*** Data for the task ***
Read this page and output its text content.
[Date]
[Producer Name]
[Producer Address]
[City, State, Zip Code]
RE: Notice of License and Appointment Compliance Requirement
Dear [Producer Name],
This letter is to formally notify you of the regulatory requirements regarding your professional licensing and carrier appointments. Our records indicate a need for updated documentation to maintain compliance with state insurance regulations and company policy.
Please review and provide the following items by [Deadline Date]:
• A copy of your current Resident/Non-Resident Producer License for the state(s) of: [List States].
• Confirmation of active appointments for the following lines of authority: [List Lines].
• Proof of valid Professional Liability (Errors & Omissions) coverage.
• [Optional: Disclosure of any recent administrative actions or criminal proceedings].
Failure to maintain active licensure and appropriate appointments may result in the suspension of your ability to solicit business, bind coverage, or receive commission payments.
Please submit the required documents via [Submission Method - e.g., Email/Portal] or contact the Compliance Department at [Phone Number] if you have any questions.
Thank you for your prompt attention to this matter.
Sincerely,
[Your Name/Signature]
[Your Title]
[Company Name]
***
- **What needs to be done**:
Look for lines containing the string "Name" and copy them all.

- **Expected answer**:
[Producer Name]
Dear [Producer Name],
[Your Name/Signature]
[Company Name]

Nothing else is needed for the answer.